What you should do: Rewrite the lines below as a numbered list, leaving out any blank lines.

Listed entries:
+-------+
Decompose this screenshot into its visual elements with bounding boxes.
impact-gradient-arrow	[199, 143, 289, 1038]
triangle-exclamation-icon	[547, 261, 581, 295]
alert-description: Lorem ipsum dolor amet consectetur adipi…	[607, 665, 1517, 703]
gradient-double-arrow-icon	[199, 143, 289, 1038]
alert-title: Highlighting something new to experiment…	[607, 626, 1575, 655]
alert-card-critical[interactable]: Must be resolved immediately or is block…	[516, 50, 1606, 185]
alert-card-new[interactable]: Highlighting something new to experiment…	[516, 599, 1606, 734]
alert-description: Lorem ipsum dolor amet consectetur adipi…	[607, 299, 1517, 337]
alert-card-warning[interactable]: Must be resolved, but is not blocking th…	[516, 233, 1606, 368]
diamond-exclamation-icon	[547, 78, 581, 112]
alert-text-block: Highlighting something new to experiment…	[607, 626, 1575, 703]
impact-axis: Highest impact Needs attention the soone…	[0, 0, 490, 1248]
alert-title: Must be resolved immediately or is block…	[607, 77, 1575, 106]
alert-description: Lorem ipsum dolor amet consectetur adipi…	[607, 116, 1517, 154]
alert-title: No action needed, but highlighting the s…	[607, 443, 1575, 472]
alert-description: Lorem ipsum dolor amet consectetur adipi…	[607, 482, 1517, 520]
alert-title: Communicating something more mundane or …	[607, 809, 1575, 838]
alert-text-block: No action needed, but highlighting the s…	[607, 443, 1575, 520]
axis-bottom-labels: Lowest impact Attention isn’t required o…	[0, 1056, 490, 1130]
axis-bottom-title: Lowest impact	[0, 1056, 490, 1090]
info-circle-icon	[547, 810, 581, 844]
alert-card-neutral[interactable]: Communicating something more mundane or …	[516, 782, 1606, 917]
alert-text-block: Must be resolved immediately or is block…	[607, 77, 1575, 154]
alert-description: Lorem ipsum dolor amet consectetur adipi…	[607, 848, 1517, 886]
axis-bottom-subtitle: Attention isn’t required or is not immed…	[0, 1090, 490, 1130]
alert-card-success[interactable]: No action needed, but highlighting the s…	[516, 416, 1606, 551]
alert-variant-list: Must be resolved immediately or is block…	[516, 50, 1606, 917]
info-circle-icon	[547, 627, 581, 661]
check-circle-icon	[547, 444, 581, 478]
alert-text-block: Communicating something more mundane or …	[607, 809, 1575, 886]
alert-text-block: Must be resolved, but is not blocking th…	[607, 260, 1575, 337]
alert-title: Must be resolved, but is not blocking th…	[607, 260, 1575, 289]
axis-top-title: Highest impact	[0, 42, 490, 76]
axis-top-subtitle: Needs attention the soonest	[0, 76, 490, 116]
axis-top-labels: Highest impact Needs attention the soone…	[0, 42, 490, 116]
+-------+
Final answer:
1. Decompose this screenshot into its visual elements with bounding boxes.
2. impact-gradient-arrow	[199, 143, 289, 1038]
3. triangle-exclamation-icon	[547, 261, 581, 295]
4. alert-description: Lorem ipsum dolor amet consectetur adipi…	[607, 665, 1517, 703]
5. gradient-double-arrow-icon	[199, 143, 289, 1038]
6. alert-title: Highlighting something new to experiment…	[607, 626, 1575, 655]
7. alert-card-critical[interactable]: Must be resolved immediately or is block…	[516, 50, 1606, 185]
8. alert-card-new[interactable]: Highlighting something new to experiment…	[516, 599, 1606, 734]
9. alert-description: Lorem ipsum dolor amet consectetur adipi…	[607, 299, 1517, 337]
10. alert-card-warning[interactable]: Must be resolved, but is not blocking th…	[516, 233, 1606, 368]
11. diamond-exclamation-icon	[547, 78, 581, 112]
12. alert-text-block: Highlighting something new to experiment…	[607, 626, 1575, 703]
13. impact-axis: Highest impact Needs attention the soone…	[0, 0, 490, 1248]
14. alert-title: Must be resolved immediately or is block…	[607, 77, 1575, 106]
15. alert-description: Lorem ipsum dolor amet consectetur adipi…	[607, 116, 1517, 154]
16. alert-title: No action needed, but highlighting the s…	[607, 443, 1575, 472]
17. alert-description: Lorem ipsum dolor amet consectetur adipi…	[607, 482, 1517, 520]
18. alert-title: Communicating something more mundane or …	[607, 809, 1575, 838]
19. alert-text-block: No action needed, but highlighting the s…	[607, 443, 1575, 520]
20. axis-bottom-labels: Lowest impact Attention isn’t required o…	[0, 1056, 490, 1130]
21. axis-bottom-title: Lowest impact	[0, 1056, 490, 1090]
22. info-circle-icon	[547, 810, 581, 844]
23. alert-card-neutral[interactable]: Communicating something more mundane or …	[516, 782, 1606, 917]
24. alert-text-block: Must be resolved immediately or is block…	[607, 77, 1575, 154]
25. alert-description: Lorem ipsum dolor amet consectetur adipi…	[607, 848, 1517, 886]
26. axis-bottom-subtitle: Attention isn’t required or is not immed…	[0, 1090, 490, 1130]
27. alert-card-success[interactable]: No action needed, but highlighting the s…	[516, 416, 1606, 551]
28. alert-variant-list: Must be resolved immediately or is block…	[516, 50, 1606, 917]
29. info-circle-icon	[547, 627, 581, 661]
30. check-circle-icon	[547, 444, 581, 478]
31. alert-text-block: Communicating something more mundane or …	[607, 809, 1575, 886]
32. alert-text-block: Must be resolved, but is not blocking th…	[607, 260, 1575, 337]
33. alert-title: Must be resolved, but is not blocking th…	[607, 260, 1575, 289]
34. axis-top-title: Highest impact	[0, 42, 490, 76]
35. axis-top-subtitle: Needs attention the soonest	[0, 76, 490, 116]
36. axis-top-labels: Highest impact Needs attention the soone…	[0, 42, 490, 116]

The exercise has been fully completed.